> What to do
**A.** In the apology post, whose comment is the writer said to have been over-sensitive to?
**B.** Write the next part of the apology post, picking up after its final sentence.

> Source text

<<<<

I was talking to my bestest friend yesterday (no names mentioned, or anything, but kelsey you know who you are) and she said, considering my over-sensitivity to rebecca dew's ridiculous comment, that I was giving myself too hard a time and really being a fathead about it all. I mean, not in those exact words or even in that tone of voice, but her point was that I just seriously needed to get over myself because I'm being ridiculous.
most of that was the voice in my head combined with her (loving) words of common sense (I was exaggerating your message, kels. I know you didn't mean it that way x) ). so I'm here to apologize really loudly and clearly and… apologetically.
so, guys: I know I have an ego problem, and I know I was overreacting to l. m. montgomery's point -- which, if she really meant that beautiful people don't work, was wrong (I take no credit here! kelsey's words!) -- and I am so sorry for saddling you with my emotional, after-midnight issues.

>>>>

[Stored records]
<<<<

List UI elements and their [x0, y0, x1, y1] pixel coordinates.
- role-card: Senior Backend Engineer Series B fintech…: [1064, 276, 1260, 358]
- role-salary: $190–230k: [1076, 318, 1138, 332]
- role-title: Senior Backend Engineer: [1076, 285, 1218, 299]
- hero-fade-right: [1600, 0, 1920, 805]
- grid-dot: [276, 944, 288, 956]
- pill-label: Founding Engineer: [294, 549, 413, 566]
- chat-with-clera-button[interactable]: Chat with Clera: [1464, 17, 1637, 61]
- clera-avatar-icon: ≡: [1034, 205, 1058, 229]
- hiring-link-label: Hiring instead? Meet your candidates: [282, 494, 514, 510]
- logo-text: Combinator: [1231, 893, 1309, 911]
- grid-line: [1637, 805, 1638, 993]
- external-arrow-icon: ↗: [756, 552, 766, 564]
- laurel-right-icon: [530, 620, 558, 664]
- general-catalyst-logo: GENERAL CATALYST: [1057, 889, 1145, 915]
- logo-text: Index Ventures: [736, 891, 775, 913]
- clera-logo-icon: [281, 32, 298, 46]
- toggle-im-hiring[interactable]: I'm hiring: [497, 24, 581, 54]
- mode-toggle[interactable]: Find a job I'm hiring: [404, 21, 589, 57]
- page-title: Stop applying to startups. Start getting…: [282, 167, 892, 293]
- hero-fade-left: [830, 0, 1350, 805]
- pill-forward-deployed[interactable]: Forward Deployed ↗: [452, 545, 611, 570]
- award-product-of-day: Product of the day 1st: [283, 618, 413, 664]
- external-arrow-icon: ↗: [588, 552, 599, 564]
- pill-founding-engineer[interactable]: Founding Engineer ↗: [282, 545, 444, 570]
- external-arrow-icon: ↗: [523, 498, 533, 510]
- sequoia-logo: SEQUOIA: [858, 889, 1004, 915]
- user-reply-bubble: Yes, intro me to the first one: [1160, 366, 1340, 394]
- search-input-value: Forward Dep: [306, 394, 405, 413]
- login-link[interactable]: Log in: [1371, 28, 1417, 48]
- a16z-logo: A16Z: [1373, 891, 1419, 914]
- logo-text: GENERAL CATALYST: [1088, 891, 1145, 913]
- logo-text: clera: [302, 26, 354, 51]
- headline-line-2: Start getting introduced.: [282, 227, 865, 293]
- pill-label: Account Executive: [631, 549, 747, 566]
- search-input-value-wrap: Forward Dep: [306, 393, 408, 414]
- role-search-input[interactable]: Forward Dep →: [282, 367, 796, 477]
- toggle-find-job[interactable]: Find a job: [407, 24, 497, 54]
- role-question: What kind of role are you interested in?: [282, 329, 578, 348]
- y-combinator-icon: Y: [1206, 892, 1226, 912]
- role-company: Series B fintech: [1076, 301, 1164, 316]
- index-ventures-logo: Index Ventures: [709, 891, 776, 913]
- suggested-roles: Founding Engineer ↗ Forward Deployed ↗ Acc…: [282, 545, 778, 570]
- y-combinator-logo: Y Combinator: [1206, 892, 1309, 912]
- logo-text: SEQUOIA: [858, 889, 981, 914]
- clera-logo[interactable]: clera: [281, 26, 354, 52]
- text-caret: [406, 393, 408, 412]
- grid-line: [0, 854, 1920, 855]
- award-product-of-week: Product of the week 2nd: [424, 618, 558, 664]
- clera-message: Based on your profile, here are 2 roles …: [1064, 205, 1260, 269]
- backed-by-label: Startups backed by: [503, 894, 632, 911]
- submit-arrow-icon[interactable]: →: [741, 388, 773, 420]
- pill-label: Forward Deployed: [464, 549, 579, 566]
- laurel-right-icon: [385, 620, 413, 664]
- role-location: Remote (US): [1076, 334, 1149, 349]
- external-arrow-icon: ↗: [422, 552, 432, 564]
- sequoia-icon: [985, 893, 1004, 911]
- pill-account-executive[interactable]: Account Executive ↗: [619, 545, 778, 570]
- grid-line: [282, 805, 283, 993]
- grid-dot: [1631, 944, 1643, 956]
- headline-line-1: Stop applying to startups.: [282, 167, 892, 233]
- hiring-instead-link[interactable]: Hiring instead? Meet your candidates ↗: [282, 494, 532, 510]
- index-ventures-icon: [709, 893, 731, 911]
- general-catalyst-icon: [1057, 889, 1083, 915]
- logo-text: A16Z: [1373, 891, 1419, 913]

>>>>

> Answers per task
**A.** Rebecca Dew's.

**B.**
yeah, I really did write that post after midnight. not smart at all. I'll stop that. and I'll also give myself a few whacks upside the head to clear it a little. and then I'll go read something uplifting, like northanger abbey. (haha, that one's just for my awesomest friend ever. meaning kelsey. obvs.)
woo, henry tilney!! on a new topic, who is the best hero in all of jane austen? …ha. just kidding. I don't think I want to go there. I have a hard enough time picking my favorite ice cream flavor.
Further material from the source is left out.